(Record list)
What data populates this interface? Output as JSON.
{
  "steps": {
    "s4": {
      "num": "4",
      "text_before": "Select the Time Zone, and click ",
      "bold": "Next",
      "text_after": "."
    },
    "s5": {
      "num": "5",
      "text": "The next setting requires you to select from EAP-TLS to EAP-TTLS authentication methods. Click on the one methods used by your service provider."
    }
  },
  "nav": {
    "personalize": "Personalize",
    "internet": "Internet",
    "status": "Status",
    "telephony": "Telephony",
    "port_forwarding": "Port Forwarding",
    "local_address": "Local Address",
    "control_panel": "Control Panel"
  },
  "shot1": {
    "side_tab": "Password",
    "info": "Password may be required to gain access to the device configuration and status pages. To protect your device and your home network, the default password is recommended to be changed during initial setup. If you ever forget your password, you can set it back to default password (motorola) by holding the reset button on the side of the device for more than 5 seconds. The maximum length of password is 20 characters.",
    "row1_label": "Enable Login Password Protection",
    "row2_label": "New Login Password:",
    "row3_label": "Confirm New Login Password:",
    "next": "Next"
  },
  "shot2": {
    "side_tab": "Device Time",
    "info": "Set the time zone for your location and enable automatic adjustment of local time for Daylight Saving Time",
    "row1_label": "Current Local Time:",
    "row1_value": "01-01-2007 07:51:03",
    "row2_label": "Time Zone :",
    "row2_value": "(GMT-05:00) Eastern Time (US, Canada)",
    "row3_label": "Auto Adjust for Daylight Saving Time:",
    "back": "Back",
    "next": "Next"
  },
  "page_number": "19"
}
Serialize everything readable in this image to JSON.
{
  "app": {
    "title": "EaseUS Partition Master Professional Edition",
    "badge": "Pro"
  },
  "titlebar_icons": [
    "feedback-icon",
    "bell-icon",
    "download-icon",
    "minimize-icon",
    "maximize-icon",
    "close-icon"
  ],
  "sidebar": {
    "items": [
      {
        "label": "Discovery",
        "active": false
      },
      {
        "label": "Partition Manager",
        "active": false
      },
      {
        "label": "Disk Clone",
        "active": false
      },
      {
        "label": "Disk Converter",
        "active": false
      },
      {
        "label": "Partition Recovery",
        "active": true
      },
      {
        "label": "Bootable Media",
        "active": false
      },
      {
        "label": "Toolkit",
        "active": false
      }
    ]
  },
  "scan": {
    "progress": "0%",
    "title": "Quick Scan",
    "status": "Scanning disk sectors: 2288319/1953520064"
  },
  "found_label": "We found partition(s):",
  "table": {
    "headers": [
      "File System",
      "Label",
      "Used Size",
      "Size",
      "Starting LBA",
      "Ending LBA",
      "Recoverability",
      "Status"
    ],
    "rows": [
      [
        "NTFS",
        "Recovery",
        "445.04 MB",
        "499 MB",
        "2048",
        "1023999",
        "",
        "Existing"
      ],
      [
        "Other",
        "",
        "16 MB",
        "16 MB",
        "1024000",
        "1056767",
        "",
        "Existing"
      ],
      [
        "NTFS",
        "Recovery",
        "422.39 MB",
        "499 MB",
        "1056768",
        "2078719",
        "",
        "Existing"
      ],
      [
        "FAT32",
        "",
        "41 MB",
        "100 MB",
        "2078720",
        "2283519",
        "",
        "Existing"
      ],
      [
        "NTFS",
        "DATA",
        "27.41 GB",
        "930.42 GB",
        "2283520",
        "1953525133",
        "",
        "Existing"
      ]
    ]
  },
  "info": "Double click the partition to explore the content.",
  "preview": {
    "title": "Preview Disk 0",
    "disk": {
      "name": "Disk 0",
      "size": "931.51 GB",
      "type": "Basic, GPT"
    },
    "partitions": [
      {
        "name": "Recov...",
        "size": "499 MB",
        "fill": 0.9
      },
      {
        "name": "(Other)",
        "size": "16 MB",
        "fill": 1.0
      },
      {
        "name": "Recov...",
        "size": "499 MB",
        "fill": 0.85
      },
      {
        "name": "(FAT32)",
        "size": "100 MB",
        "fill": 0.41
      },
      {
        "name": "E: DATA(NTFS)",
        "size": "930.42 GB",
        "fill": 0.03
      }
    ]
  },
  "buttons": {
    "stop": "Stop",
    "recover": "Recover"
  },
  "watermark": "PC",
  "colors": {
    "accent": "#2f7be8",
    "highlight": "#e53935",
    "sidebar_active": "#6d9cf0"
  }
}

(Task description) Compute the number of lines above that contain the string "fill". Reply with that value only.

(Expected output) 5